## WORK INSTRUCTIONS
Leave out the images and repeat the listing below without a single change.

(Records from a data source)
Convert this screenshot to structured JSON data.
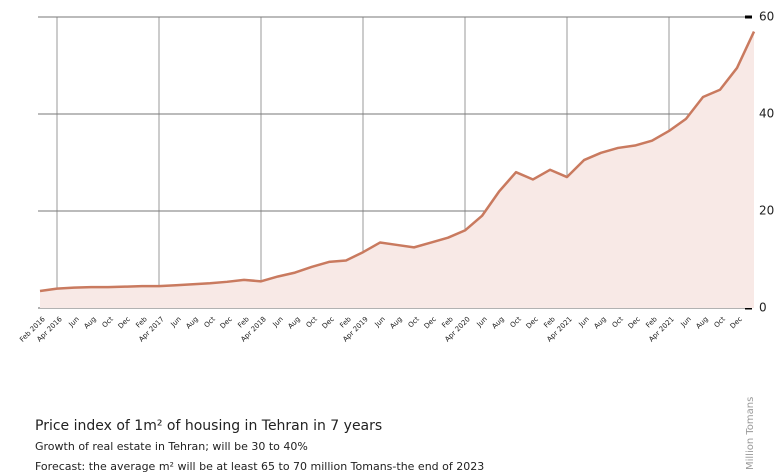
{
  "chart_data": {
    "type": "area",
    "title": "Price index of 1m² of housing in Tehran in 7 years",
    "subtitle": "Growth of real estate in Tehran; will be 30 to 40%",
    "note": "Forecast: the average m² will be at least 65 to 70 million Tomans-the end of 2023",
    "y_label": "Million Tomans",
    "categories": [
      "Feb 2016",
      "Apr 2016",
      "Jun",
      "Aug",
      "Oct",
      "Dec",
      "Feb",
      "Apr 2017",
      "Jun",
      "Aug",
      "Oct",
      "Dec",
      "Feb",
      "Apr 2018",
      "Jun",
      "Aug",
      "Oct",
      "Dec",
      "Feb",
      "Apr 2019",
      "Jun",
      "Aug",
      "Oct",
      "Dec",
      "Feb",
      "Apr 2020",
      "Jun",
      "Aug",
      "Oct",
      "Dec",
      "Feb",
      "Apr 2021",
      "Jun",
      "Aug",
      "Oct",
      "Dec",
      "Feb",
      "Apr 2021",
      "Jun",
      "Aug",
      "Oct",
      "Dec",
      null
    ],
    "values": [
      3.5,
      4.0,
      4.2,
      4.3,
      4.3,
      4.4,
      4.5,
      4.5,
      4.7,
      4.9,
      5.1,
      5.4,
      5.8,
      5.5,
      6.5,
      7.3,
      8.5,
      9.5,
      9.8,
      11.5,
      13.5,
      13.0,
      12.5,
      13.5,
      14.5,
      16.0,
      19.0,
      24.0,
      28.0,
      26.5,
      28.5,
      27.0,
      30.5,
      32.0,
      33.0,
      33.5,
      34.5,
      36.5,
      39.0,
      43.5,
      45.0,
      49.5,
      57.0
    ],
    "color": "#c97a5f",
    "fill": "#f8e9e6",
    "ylim": [
      0,
      60
    ],
    "yticks": [
      0,
      20,
      40,
      60
    ],
    "grid": true
  }
}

## RIGHT ANSWER
Convert this screenshot to structured JSON data.
{
  "chart_data": {
    "type": "area",
    "title": "Price index of 1m² of housing in Tehran in 7 years",
    "subtitle": "Growth of real estate in Tehran; will be 30 to 40%",
    "note": "Forecast: the average m² will be at least 65 to 70 million Tomans-the end of 2023",
    "y_label": "Million Tomans",
    "categories": [
      "Feb 2016",
      "Apr 2016",
      "Jun",
      "Aug",
      "Oct",
      "Dec",
      "Feb",
      "Apr 2017",
      "Jun",
      "Aug",
      "Oct",
      "Dec",
      "Feb",
      "Apr 2018",
      "Jun",
      "Aug",
      "Oct",
      "Dec",
      "Feb",
      "Apr 2019",
      "Jun",
      "Aug",
      "Oct",
      "Dec",
      "Feb",
      "Apr 2020",
      "Jun",
      "Aug",
      "Oct",
      "Dec",
      "Feb",
      "Apr 2021",
      "Jun",
      "Aug",
      "Oct",
      "Dec",
      "Feb",
      "Apr 2021",
      "Jun",
      "Aug",
      "Oct",
      "Dec",
      null
    ],
    "values": [
      3.5,
      4.0,
      4.2,
      4.3,
      4.3,
      4.4,
      4.5,
      4.5,
      4.7,
      4.9,
      5.1,
      5.4,
      5.8,
      5.5,
      6.5,
      7.3,
      8.5,
      9.5,
      9.8,
      11.5,
      13.5,
      13.0,
      12.5,
      13.5,
      14.5,
      16.0,
      19.0,
      24.0,
      28.0,
      26.5,
      28.5,
      27.0,
      30.5,
      32.0,
      33.0,
      33.5,
      34.5,
      36.5,
      39.0,
      43.5,
      45.0,
      49.5,
      57.0
    ],
    "color": "#c97a5f",
    "fill": "#f8e9e6",
    "ylim": [
      0,
      60
    ],
    "yticks": [
      0,
      20,
      40,
      60
    ],
    "grid": true
  }
}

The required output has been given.